Collected data entries:
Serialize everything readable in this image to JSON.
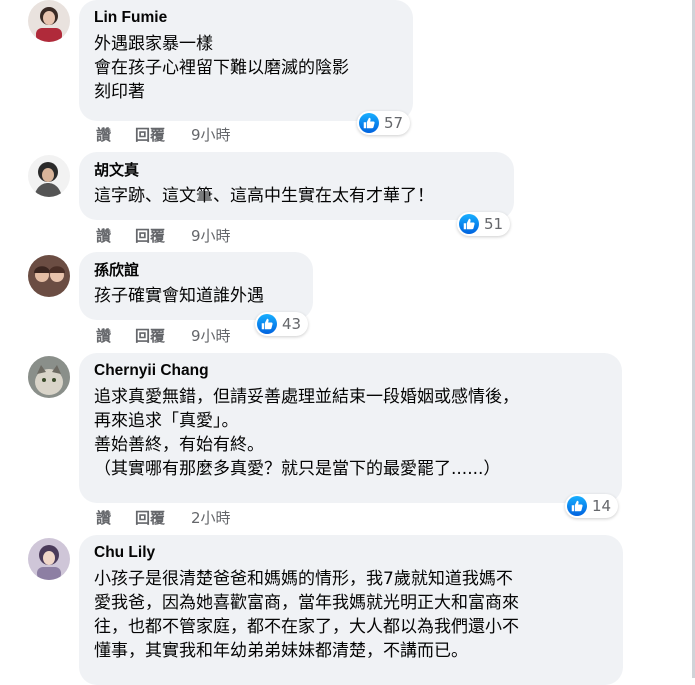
{
  "comments": [
    {
      "author": "Lin Fumie",
      "lines": [
        "外遇跟家暴一樣",
        "會在孩子心裡留下難以磨滅的陰影",
        "刻印著"
      ],
      "like_label": "讚",
      "reply_label": "回覆",
      "time": "9小時",
      "reaction_count": "57"
    },
    {
      "author": "胡文真",
      "lines": [
        "這字跡、這文筆、這高中生實在太有才華了！"
      ],
      "like_label": "讚",
      "reply_label": "回覆",
      "time": "9小時",
      "reaction_count": "51"
    },
    {
      "author": "孫欣誼",
      "lines": [
        "孩子確實會知道誰外遇"
      ],
      "like_label": "讚",
      "reply_label": "回覆",
      "time": "9小時",
      "reaction_count": "43"
    },
    {
      "author": "Chernyii Chang",
      "lines": [
        "追求真愛無錯，但請妥善處理並結束一段婚姻或感情後，",
        "再來追求「真愛」。",
        "善始善終，有始有終。",
        "（其實哪有那麼多真愛？就只是當下的最愛罷了......）"
      ],
      "like_label": "讚",
      "reply_label": "回覆",
      "time": "2小時",
      "reaction_count": "14"
    },
    {
      "author": "Chu Lily",
      "lines": [
        "小孩子是很清楚爸爸和媽媽的情形，我7歲就知道我媽不",
        "愛我爸，因為她喜歡富商，當年我媽就光明正大和富商來",
        "往，也都不管家庭，都不在家了，大人都以為我們還小不",
        "懂事，其實我和年幼弟弟妹妹都清楚，不講而已。"
      ]
    }
  ],
  "colors": {
    "bubble": "#f0f2f5",
    "text": "#050505",
    "meta": "#65676b",
    "like_blue": "#0866ff"
  },
  "icons": [
    "thumbs-up-icon"
  ]
}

• [Set task]: Pictures excluded, quote all the data above exactly.

• [Worked answer]:
Serialize everything readable in this image to JSON.
{
  "comments": [
    {
      "author": "Lin Fumie",
      "lines": [
        "外遇跟家暴一樣",
        "會在孩子心裡留下難以磨滅的陰影",
        "刻印著"
      ],
      "like_label": "讚",
      "reply_label": "回覆",
      "time": "9小時",
      "reaction_count": "57"
    },
    {
      "author": "胡文真",
      "lines": [
        "這字跡、這文筆、這高中生實在太有才華了！"
      ],
      "like_label": "讚",
      "reply_label": "回覆",
      "time": "9小時",
      "reaction_count": "51"
    },
    {
      "author": "孫欣誼",
      "lines": [
        "孩子確實會知道誰外遇"
      ],
      "like_label": "讚",
      "reply_label": "回覆",
      "time": "9小時",
      "reaction_count": "43"
    },
    {
      "author": "Chernyii Chang",
      "lines": [
        "追求真愛無錯，但請妥善處理並結束一段婚姻或感情後，",
        "再來追求「真愛」。",
        "善始善終，有始有終。",
        "（其實哪有那麼多真愛？就只是當下的最愛罷了......）"
      ],
      "like_label": "讚",
      "reply_label": "回覆",
      "time": "2小時",
      "reaction_count": "14"
    },
    {
      "author": "Chu Lily",
      "lines": [
        "小孩子是很清楚爸爸和媽媽的情形，我7歲就知道我媽不",
        "愛我爸，因為她喜歡富商，當年我媽就光明正大和富商來",
        "往，也都不管家庭，都不在家了，大人都以為我們還小不",
        "懂事，其實我和年幼弟弟妹妹都清楚，不講而已。"
      ]
    }
  ],
  "colors": {
    "bubble": "#f0f2f5",
    "text": "#050505",
    "meta": "#65676b",
    "like_blue": "#0866ff"
  },
  "icons": [
    "thumbs-up-icon"
  ]
}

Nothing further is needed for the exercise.